- ACTION ITEM:
Send back the entries exactly as they were given.

Records from a dataset:

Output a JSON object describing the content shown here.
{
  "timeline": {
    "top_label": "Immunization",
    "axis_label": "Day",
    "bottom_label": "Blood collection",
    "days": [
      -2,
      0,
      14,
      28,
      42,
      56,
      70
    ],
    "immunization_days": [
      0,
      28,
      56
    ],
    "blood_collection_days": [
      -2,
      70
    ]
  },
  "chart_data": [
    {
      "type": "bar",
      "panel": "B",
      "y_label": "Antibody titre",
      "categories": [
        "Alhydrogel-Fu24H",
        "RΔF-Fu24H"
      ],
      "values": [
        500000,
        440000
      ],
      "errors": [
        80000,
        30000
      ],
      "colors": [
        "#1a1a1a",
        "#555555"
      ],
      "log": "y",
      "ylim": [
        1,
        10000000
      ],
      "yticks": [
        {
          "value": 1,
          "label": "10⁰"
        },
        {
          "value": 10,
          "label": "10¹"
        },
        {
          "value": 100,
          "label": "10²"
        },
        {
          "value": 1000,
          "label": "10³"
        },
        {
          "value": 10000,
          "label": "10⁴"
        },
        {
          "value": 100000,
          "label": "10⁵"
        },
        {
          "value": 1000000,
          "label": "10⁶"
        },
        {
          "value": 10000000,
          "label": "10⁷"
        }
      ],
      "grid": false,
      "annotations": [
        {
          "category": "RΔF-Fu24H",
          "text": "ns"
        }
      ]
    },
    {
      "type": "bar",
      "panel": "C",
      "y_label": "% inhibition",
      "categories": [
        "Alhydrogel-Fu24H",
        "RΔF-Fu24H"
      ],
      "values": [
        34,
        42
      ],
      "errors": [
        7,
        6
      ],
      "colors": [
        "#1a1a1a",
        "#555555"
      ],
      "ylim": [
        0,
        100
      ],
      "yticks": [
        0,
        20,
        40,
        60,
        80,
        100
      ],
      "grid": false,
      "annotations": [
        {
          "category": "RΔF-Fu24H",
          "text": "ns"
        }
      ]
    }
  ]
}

- WRITTEN RESPONSE:
Output a JSON object describing the content shown here.
{
  "timeline": {
    "top_label": "Immunization",
    "axis_label": "Day",
    "bottom_label": "Blood collection",
    "days": [
      -2,
      0,
      14,
      28,
      42,
      56,
      70
    ],
    "immunization_days": [
      0,
      28,
      56
    ],
    "blood_collection_days": [
      -2,
      70
    ]
  },
  "chart_data": [
    {
      "type": "bar",
      "panel": "B",
      "y_label": "Antibody titre",
      "categories": [
        "Alhydrogel-Fu24H",
        "RΔF-Fu24H"
      ],
      "values": [
        500000,
        440000
      ],
      "errors": [
        80000,
        30000
      ],
      "colors": [
        "#1a1a1a",
        "#555555"
      ],
      "log": "y",
      "ylim": [
        1,
        10000000
      ],
      "yticks": [
        {
          "value": 1,
          "label": "10⁰"
        },
        {
          "value": 10,
          "label": "10¹"
        },
        {
          "value": 100,
          "label": "10²"
        },
        {
          "value": 1000,
          "label": "10³"
        },
        {
          "value": 10000,
          "label": "10⁴"
        },
        {
          "value": 100000,
          "label": "10⁵"
        },
        {
          "value": 1000000,
          "label": "10⁶"
        },
        {
          "value": 10000000,
          "label": "10⁷"
        }
      ],
      "grid": false,
      "annotations": [
        {
          "category": "RΔF-Fu24H",
          "text": "ns"
        }
      ]
    },
    {
      "type": "bar",
      "panel": "C",
      "y_label": "% inhibition",
      "categories": [
        "Alhydrogel-Fu24H",
        "RΔF-Fu24H"
      ],
      "values": [
        34,
        42
      ],
      "errors": [
        7,
        6
      ],
      "colors": [
        "#1a1a1a",
        "#555555"
      ],
      "ylim": [
        0,
        100
      ],
      "yticks": [
        0,
        20,
        40,
        60,
        80,
        100
      ],
      "grid": false,
      "annotations": [
        {
          "category": "RΔF-Fu24H",
          "text": "ns"
        }
      ]
    }
  ]
}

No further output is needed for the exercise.